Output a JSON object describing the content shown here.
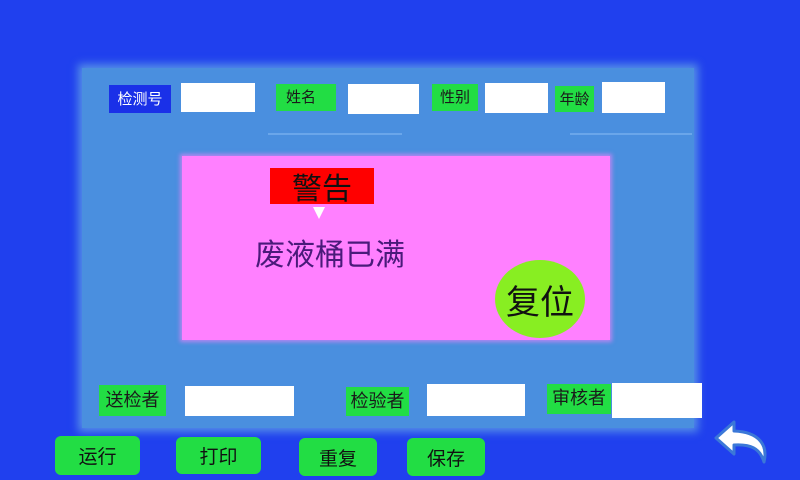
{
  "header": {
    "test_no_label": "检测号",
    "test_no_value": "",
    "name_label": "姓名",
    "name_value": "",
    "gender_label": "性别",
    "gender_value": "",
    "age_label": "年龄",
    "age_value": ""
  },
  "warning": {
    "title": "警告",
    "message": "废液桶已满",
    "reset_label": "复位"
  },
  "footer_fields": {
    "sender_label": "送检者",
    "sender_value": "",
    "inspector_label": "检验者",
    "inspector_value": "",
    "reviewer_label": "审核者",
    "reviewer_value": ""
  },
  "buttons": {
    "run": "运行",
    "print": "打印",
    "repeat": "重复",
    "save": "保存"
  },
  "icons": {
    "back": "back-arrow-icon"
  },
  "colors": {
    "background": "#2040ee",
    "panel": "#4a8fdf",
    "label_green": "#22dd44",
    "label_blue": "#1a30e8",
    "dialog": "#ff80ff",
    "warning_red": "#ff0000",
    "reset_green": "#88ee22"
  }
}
◇ ◇ ◇
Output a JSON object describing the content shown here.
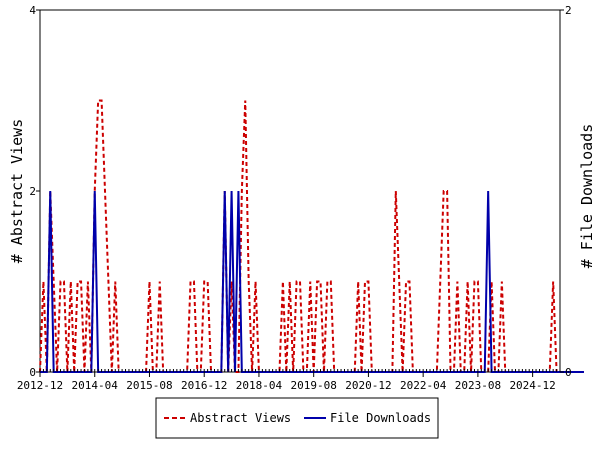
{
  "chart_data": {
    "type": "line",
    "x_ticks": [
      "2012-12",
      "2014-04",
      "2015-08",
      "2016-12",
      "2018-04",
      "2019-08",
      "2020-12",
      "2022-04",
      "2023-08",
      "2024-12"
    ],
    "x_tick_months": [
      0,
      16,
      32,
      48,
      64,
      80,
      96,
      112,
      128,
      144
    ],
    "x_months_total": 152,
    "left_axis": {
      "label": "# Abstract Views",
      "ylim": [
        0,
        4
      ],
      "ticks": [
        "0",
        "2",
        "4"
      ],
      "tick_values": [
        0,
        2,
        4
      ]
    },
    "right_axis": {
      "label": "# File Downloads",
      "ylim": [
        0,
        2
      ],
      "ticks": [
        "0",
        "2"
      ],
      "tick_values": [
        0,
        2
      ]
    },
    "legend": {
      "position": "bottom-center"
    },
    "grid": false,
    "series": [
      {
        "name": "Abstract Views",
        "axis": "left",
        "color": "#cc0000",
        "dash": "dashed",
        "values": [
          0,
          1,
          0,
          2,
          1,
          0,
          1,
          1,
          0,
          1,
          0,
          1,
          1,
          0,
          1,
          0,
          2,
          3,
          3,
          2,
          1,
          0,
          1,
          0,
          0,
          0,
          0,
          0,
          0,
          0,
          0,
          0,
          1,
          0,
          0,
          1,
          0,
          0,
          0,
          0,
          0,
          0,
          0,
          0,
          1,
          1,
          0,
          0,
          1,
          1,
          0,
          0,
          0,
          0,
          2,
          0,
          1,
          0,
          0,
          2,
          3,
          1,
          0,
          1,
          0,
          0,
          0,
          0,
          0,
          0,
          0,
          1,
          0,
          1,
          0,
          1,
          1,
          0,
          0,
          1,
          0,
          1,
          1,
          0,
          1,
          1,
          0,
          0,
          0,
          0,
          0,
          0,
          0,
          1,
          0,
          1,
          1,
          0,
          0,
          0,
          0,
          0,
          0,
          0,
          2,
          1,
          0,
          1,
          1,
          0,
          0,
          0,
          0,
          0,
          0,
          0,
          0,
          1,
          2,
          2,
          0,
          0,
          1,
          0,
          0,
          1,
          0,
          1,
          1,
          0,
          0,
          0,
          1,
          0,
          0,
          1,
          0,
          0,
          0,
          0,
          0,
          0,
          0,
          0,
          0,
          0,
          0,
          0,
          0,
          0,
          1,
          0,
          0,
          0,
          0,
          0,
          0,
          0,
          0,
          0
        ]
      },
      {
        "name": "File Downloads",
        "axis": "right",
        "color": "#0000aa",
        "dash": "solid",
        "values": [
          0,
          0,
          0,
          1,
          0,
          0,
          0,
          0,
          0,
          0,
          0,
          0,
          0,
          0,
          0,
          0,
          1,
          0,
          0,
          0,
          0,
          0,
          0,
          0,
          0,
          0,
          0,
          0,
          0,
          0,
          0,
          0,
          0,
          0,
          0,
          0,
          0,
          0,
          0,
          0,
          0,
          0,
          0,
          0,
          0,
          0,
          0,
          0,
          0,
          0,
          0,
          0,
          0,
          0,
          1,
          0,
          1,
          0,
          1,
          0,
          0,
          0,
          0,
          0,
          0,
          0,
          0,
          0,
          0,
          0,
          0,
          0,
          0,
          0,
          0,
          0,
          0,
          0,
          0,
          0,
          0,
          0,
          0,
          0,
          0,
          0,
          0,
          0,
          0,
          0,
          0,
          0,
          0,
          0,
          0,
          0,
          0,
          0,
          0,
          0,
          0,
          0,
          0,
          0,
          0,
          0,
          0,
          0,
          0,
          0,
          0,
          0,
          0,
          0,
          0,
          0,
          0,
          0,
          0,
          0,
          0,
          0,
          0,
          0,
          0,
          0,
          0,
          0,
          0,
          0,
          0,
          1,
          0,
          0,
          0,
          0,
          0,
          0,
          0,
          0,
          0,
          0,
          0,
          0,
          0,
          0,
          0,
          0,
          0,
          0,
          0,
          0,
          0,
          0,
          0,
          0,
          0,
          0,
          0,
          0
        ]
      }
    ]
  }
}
◇ ◇ ◇
Where does the word "Abstract" appear in the listing? List each line that holds it.

## FULL ANSWER
      "label": "# Abstract Views",
        "name": "Abstract Views",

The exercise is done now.